Aim of the exercise: Copy out all the lines in the records that include the word "NORTH".
══ Entries shown ══
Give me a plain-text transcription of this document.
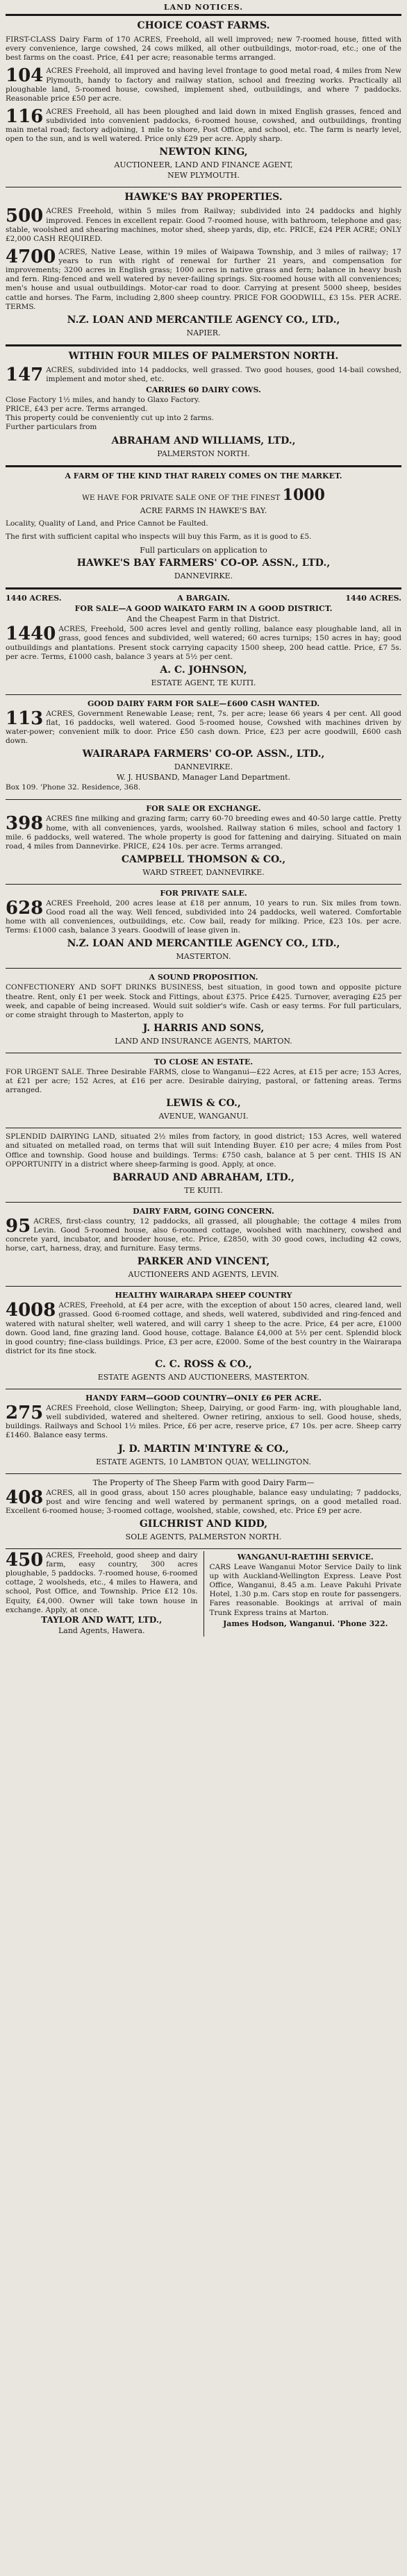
LAND NOTICES.
CHOICE COAST FARMS.
FIRST-CLASS Dairy Farm of 170 ACRES, Freehold, all well improved; new 7-roomed house, fitted with every convenience, large cowshed, 24 cows milked, all other outbuildings, motor-road, etc.; one of the best farms on the coast. Price, £41 per acre; reasonable terms arranged.
104 ACRES Freehold, all improved and having level frontage to good metal road, 4 miles from New Plymouth, handy to factory and railway station, school and freezing works. Practically all ploughable land, 5-roomed house, cowshed, implement shed, outbuildings, and where 7 paddocks. Reasonable price £50 per acre.
116 ACRES Freehold, all has been ploughed and laid down in mixed English grasses, fenced and subdivided into convenient paddocks, 6-roomed house, cowshed, and outbuildings, fronting main metal road; factory adjoining, 1 mile to shore, Post Office, and school, etc. The farm is nearly level, open to the sun, and is well watered. Price only £29 per acre. Apply sharp.
NEWTON KING,
AUCTIONEER, LAND AND FINANCE AGENT,
NEW PLYMOUTH.
HAWKE'S BAY PROPERTIES.
500 ACRES Freehold, within 5 miles from Railway; subdivided into 24 paddocks and highly improved. Fences in excellent repair. Good 7-roomed house, with bathroom, telephone and gas; stable, woolshed and shearing machines, motor shed, sheep yards, dip, etc. PRICE, £24 PER ACRE; ONLY £2,000 CASH REQUIRED.
4700 ACRES, Native Lease, within 19 miles of Waipawa Township, and 3 miles of railway; 17 years to run with right of renewal for further 21 years, and compensation for improvements; 3200 acres in English grass; 1000 acres in native grass and fern; balance in heavy bush and fern. Ring-fenced and well watered by never-failing springs. Six-roomed house with all conveniences; men's house and usual outbuildings. Motor-car road to door. Carrying at present 5000 sheep, besides cattle and horses. The Farm, including 2,800 sheep country. PRICE FOR GOODWILL, £3 15s. PER ACRE. TERMS.
N.Z. LOAN AND MERCANTILE AGENCY CO., LTD.,
NAPIER.
WITHIN FOUR MILES OF PALMERSTON NORTH.
147 ACRES, subdivided into 14 paddocks, well grassed. Two good houses, good 14-bail cowshed, implement and motor shed, etc.
CARRIES 60 DAIRY COWS.
Close Factory 1½ miles, and handy to Glaxo Factory.
PRICE, £43 per acre. Terms arranged.
This property could be conveniently cut up into 2 farms.
Further particulars from
ABRAHAM AND WILLIAMS, LTD.,
PALMERSTON NORTH.
A FARM OF THE KIND THAT RARELY COMES ON THE MARKET.
WE HAVE FOR PRIVATE SALE ONE OF THE FINEST 1000
ACRE FARMS IN HAWKE'S BAY.
Locality, Quality of Land, and Price Cannot be Faulted.
The first with sufficient capital who inspects will buy this Farm, as it is good to £5.
Full particulars on application to
HAWKE'S BAY FARMERS' CO-OP. ASSN., LTD.,
DANNEVIRKE.
1440 ACRES.	A BARGAIN.	1440 ACRES.
FOR SALE—A GOOD WAIKATO FARM IN A GOOD DISTRICT.
And the Cheapest Farm in that District.
1440 ACRES, Freehold, 500 acres level and gently rolling, balance easy ploughable land, all in grass, good fences and subdivided, well watered; 60 acres turnips; 150 acres in hay; good outbuildings and plantations. Present stock carrying capacity 1500 sheep, 200 head cattle. Price, £7 5s. per acre. Terms, £1000 cash, balance 3 years at 5½ per cent.
A. C. JOHNSON,
ESTATE AGENT, TE KUITI.
GOOD DAIRY FARM FOR SALE—£600 CASH WANTED.
113 ACRES, Government Renewable Lease; rent, 7s. per acre; lease 66 years 4 per cent. All good flat, 16 paddocks, well watered. Good 5-roomed house, Cowshed with machines driven by water-power; convenient milk to door. Price £50 cash down. Price, £23 per acre goodwill, £600 cash down.
WAIRARAPA FARMERS' CO-OP. ASSN., LTD.,
DANNEVIRKE.
W. J. HUSBAND, Manager Land Department.
Box 109. 'Phone 32. Residence, 368.
FOR SALE OR EXCHANGE.
398 ACRES fine milking and grazing farm; carry 60-70 breeding ewes and 40-50 large cattle. Pretty home, with all conveniences, yards, woolshed. Railway station 6 miles, school and factory 1 mile. 6 paddocks, well watered. The whole property is good for fattening and dairying. Situated on main road, 4 miles from Dannevirke. PRICE, £24 10s. per acre. Terms arranged.
CAMPBELL THOMSON & CO.,
WARD STREET, DANNEVIRKE.
FOR PRIVATE SALE.
628 ACRES Freehold, 200 acres lease at £18 per annum, 10 years to run. Six miles from town. Good road all the way. Well fenced, subdivided into 24 paddocks, well watered. Comfortable home with all conveniences, outbuildings, etc. Cow bail, ready for milking. Price, £23 10s. per acre. Terms: £1000 cash, balance 3 years. Goodwill of lease given in.
N.Z. LOAN AND MERCANTILE AGENCY CO., LTD.,
MASTERTON.
A SOUND PROPOSITION.
CONFECTIONERY AND SOFT DRINKS BUSINESS, best situation, in good town and opposite picture theatre. Rent, only £1 per week. Stock and Fittings, about £375. Price £425. Turnover, averaging £25 per week, and capable of being increased. Would suit soldier's wife. Cash or easy terms. For full particulars, or come straight through to Masterton, apply to
J. HARRIS AND SONS,
LAND AND INSURANCE AGENTS, MARTON.
TO CLOSE AN ESTATE.
FOR URGENT SALE. Three Desirable FARMS, close to Wanganui—£22 Acres, at £15 per acre; 153 Acres, at £21 per acre; 152 Acres, at £16 per acre. Desirable dairying, pastoral, or fattening areas. Terms arranged.
LEWIS & CO.,
AVENUE, WANGANUI.
SPLENDID DAIRYING LAND, situated 2½ miles from factory, in good district; 153 Acres, well watered and situated on metalled road, on terms that will suit Intending Buyer. £10 per acre; 4 miles from Post Office and township. Good house and buildings. Terms: £750 cash, balance at 5 per cent. THIS IS AN OPPORTUNITY in a district where sheep-farming is good. Apply, at once.
BARRAUD AND ABRAHAM, LTD.,
TE KUITI.
DAIRY FARM, GOING CONCERN.
95 ACRES, first-class country, 12 paddocks, all grassed, all ploughable; the cottage 4 miles from Levin. Good 5-roomed house, also 6-roomed cottage, woolshed with machinery, cowshed and concrete yard, incubator, and brooder house, etc. Price, £2850, with 30 good cows, including 42 cows, horse, cart, harness, dray, and furniture. Easy terms.
PARKER AND VINCENT,
AUCTIONEERS AND AGENTS, LEVIN.
HEALTHY WAIRARAPA SHEEP COUNTRY
4008 ACRES, Freehold, at £4 per acre, with the exception of about 150 acres, cleared land, well grassed. Good 6-roomed cottage, and sheds, well watered, subdivided and ring-fenced and watered with natural shelter, well watered, and will carry 1 sheep to the acre. Price, £4 per acre, £1000 down. Good land, fine grazing land. Good house, cottage. Balance £4,000 at 5½ per cent. Splendid block in good country; fine-class buildings. Price, £3 per acre, £2000. Some of the best country in the Wairarapa district for its fine stock.
C. C. ROSS & CO.,
ESTATE AGENTS AND AUCTIONEERS, MASTERTON.
HANDY FARM—GOOD COUNTRY—ONLY £6 PER ACRE.
275 ACRES Freehold, close Wellington; Sheep, Dairying, or good Farm- ing, with ploughable land, well subdivided, watered and sheltered. Owner retiring, anxious to sell. Good house, sheds, buildings. Railways and School 1½ miles. Price, £6 per acre, reserve price, £7 10s. per acre. Sheep carry £1460. Balance easy terms.
J. D. MARTIN M'INTYRE & CO.,
ESTATE AGENTS, 10 LAMBTON QUAY, WELLINGTON.
The Property of The Sheep Farm with good Dairy Farm—
408 ACRES, all in good grass, about 150 acres ploughable, balance easy undulating; 7 paddocks, post and wire fencing and well watered by permanent springs, on a good metalled road. Excellent 6-roomed house; 3-roomed cottage, woolshed, stable, cowshed, etc. Price £9 per acre.
GILCHRIST AND KIDD,
SOLE AGENTS, PALMERSTON NORTH.
450 ACRES, Freehold, good sheep and dairy farm, easy country, 300 acres ploughable, 5 paddocks. 7-roomed house, 6-roomed cottage, 2 woolsheds, etc., 4 miles to Hawera, and school, Post Office, and Township. Price £12 10s. Equity, £4,000. Owner will take town house in exchange. Apply, at once.
TAYLOR AND WATT, LTD.,
Land Agents, Hawera.
WANGANUI-RAETIHI SERVICE.
CARS Leave Wanganui Motor Service Daily to link up with Auckland-Wellington Express. Leave Post Office, Wanganui, 8.45 a.m. Leave Pakuhi Private Hotel, 1.30 p.m. Cars stop en route for passengers. Fares reasonable. Bookings at arrival of main Trunk Express trains at Marton.
James Hodson, Wanganui. 'Phone 322.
═══
Task result:
WITHIN FOUR MILES OF PALMERSTON NORTH.
PALMERSTON NORTH.
SOLE AGENTS, PALMERSTON NORTH.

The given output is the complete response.